Replicate the data exactly, every line included.

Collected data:
Start of Block

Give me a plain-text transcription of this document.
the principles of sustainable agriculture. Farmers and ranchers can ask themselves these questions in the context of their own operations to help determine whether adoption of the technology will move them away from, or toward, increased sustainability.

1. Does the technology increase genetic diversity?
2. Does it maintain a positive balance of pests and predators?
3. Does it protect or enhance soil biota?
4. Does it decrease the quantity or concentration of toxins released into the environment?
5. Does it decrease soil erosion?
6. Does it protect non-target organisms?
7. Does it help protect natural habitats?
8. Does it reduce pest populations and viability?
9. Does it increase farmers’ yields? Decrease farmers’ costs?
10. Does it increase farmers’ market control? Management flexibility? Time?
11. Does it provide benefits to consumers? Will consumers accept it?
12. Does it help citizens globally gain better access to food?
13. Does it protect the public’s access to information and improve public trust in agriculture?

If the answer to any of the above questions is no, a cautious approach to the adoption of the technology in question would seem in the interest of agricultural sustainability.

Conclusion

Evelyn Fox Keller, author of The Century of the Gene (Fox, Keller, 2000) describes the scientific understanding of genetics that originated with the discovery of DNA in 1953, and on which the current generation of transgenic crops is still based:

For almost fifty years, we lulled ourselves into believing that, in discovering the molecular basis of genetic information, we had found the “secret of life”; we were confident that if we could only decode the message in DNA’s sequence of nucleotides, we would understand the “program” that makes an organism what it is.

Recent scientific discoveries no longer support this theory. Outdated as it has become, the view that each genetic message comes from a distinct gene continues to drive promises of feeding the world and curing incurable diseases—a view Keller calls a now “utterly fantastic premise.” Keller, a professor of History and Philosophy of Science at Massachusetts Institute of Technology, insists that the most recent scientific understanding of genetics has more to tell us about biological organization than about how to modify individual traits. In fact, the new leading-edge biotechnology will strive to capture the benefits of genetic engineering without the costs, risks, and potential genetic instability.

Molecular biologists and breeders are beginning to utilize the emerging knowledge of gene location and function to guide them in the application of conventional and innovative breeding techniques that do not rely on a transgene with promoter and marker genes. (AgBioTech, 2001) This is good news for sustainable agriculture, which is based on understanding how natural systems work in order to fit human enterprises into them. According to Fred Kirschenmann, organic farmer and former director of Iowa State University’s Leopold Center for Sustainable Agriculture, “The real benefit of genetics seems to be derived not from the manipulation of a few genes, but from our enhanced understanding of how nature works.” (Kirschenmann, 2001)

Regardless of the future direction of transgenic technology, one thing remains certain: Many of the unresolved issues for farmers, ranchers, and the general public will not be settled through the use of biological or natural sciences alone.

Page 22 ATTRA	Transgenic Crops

End of Block

Worked solution:
Give me a plain-text transcription of this document.
the principles of sustainable agriculture. Farmers and ranchers can ask themselves these questions in the context of their own operations to help determine whether adoption of the technology will move them away from, or toward, increased sustainability.

1. Does the technology increase genetic diversity?
2. Does it maintain a positive balance of pests and predators?
3. Does it protect or enhance soil biota?
4. Does it decrease the quantity or concentration of toxins released into the environment?
5. Does it decrease soil erosion?
6. Does it protect non-target organisms?
7. Does it help protect natural habitats?
8. Does it reduce pest populations and viability?
9. Does it increase farmers’ yields? Decrease farmers’ costs?
10. Does it increase farmers’ market control? Management flexibility? Time?
11. Does it provide benefits to consumers? Will consumers accept it?
12. Does it help citizens globally gain better access to food?
13. Does it protect the public’s access to information and improve public trust in agriculture?

If the answer to any of the above questions is no, a cautious approach to the adoption of the technology in question would seem in the interest of agricultural sustainability.

Conclusion

Evelyn Fox Keller, author of The Century of the Gene (Fox, Keller, 2000) describes the scientific understanding of genetics that originated with the discovery of DNA in 1953, and on which the current generation of transgenic crops is still based:

For almost fifty years, we lulled ourselves into believing that, in discovering the molecular basis of genetic information, we had found the “secret of life”; we were confident that if we could only decode the message in DNA’s sequence of nucleotides, we would understand the “program” that makes an organism what it is.

Recent scientific discoveries no longer support this theory. Outdated as it has become, the view that each genetic message comes from a distinct gene continues to drive promises of feeding the world and curing incurable diseases—a view Keller calls a now “utterly fantastic premise.” Keller, a professor of History and Philosophy of Science at Massachusetts Institute of Technology, insists that the most recent scientific understanding of genetics has more to tell us about biological organization than about how to modify individual traits. In fact, the new leading-edge biotechnology will strive to capture the benefits of genetic engineering without the costs, risks, and potential genetic instability.

Molecular biologists and breeders are beginning to utilize the emerging knowledge of gene location and function to guide them in the application of conventional and innovative breeding techniques that do not rely on a transgene with promoter and marker genes. (AgBioTech, 2001) This is good news for sustainable agriculture, which is based on understanding how natural systems work in order to fit human enterprises into them. According to Fred Kirschenmann, organic farmer and former director of Iowa State University’s Leopold Center for Sustainable Agriculture, “The real benefit of genetics seems to be derived not from the manipulation of a few genes, but from our enhanced understanding of how nature works.” (Kirschenmann, 2001)

Regardless of the future direction of transgenic technology, one thing remains certain: Many of the unresolved issues for farmers, ranchers, and the general public will not be settled through the use of biological or natural sciences alone.

Page 22 ATTRA	Transgenic Crops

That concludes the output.